Stated goal | Return the entries below verbatim. Pictures stay out.

[Records from a collection of figures]
▼

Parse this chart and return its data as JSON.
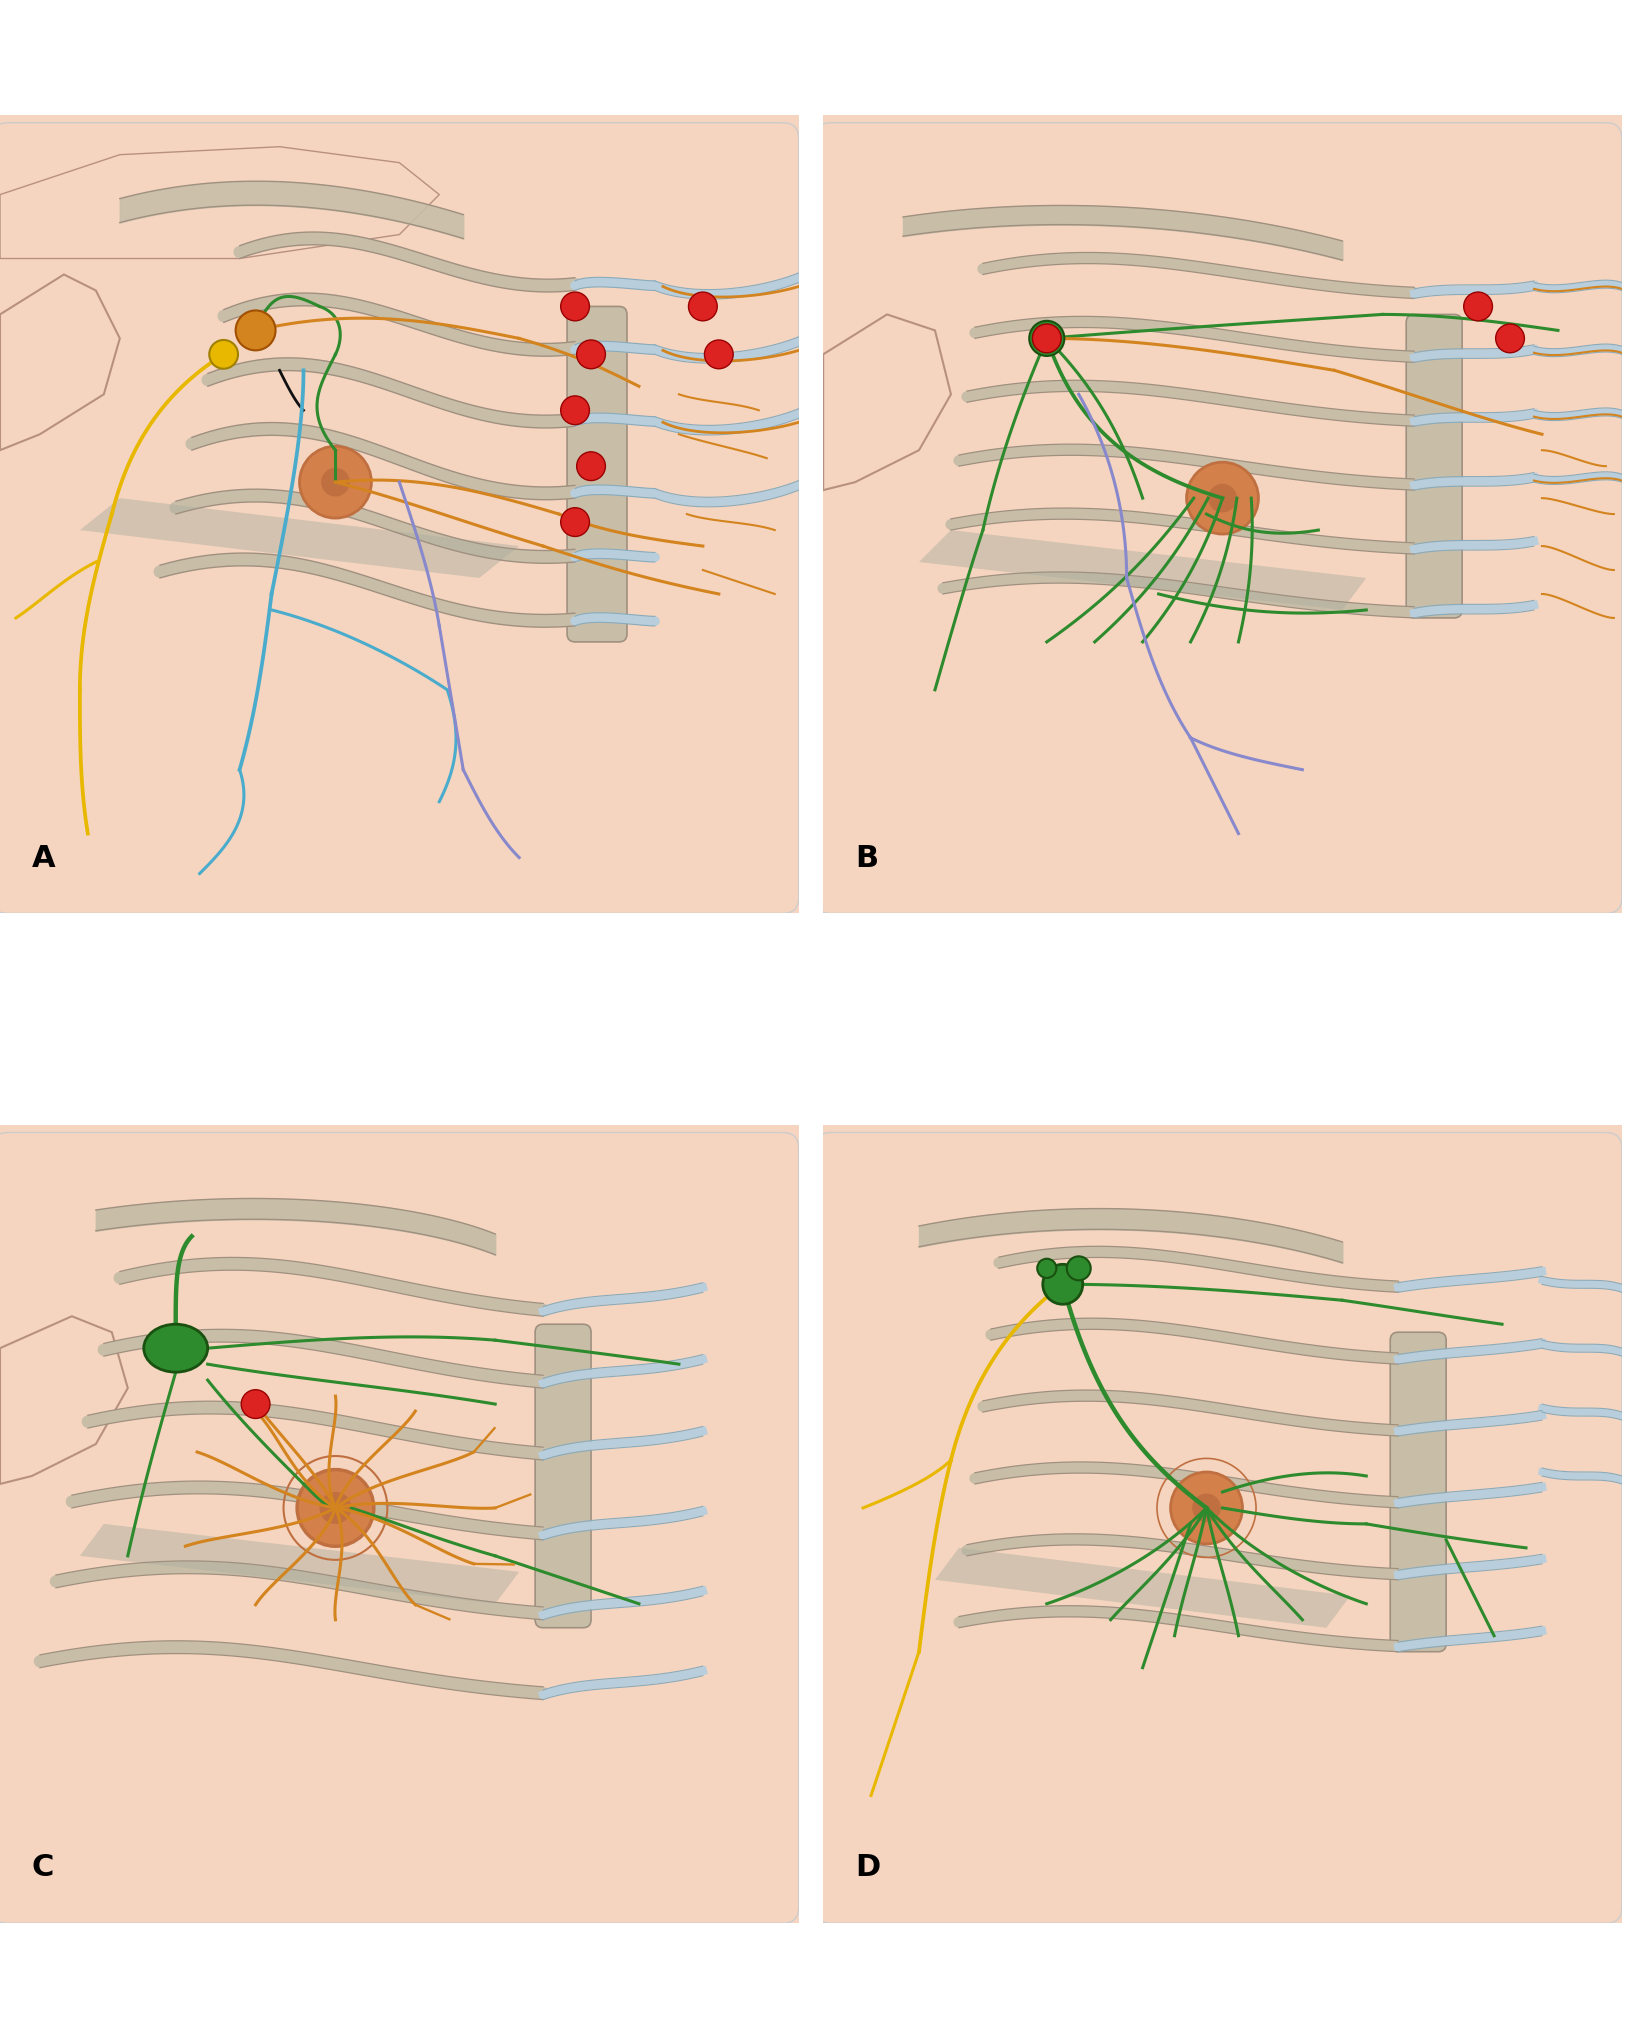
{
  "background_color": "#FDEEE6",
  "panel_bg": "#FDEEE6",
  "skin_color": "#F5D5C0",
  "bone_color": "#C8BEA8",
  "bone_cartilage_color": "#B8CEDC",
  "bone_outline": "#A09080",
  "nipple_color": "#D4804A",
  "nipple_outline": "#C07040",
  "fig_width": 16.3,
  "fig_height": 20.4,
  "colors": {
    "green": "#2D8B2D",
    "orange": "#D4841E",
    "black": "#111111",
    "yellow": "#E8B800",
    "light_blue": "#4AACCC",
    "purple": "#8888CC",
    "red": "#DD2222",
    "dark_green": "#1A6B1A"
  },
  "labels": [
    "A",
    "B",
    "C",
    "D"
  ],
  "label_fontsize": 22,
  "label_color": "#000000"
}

▲

Reply to the exercise |
Parse this chart and return its data as JSON.
{
  "background_color": "#FDEEE6",
  "panel_bg": "#FDEEE6",
  "skin_color": "#F5D5C0",
  "bone_color": "#C8BEA8",
  "bone_cartilage_color": "#B8CEDC",
  "bone_outline": "#A09080",
  "nipple_color": "#D4804A",
  "nipple_outline": "#C07040",
  "fig_width": 16.3,
  "fig_height": 20.4,
  "colors": {
    "green": "#2D8B2D",
    "orange": "#D4841E",
    "black": "#111111",
    "yellow": "#E8B800",
    "light_blue": "#4AACCC",
    "purple": "#8888CC",
    "red": "#DD2222",
    "dark_green": "#1A6B1A"
  },
  "labels": [
    "A",
    "B",
    "C",
    "D"
  ],
  "label_fontsize": 22,
  "label_color": "#000000"
}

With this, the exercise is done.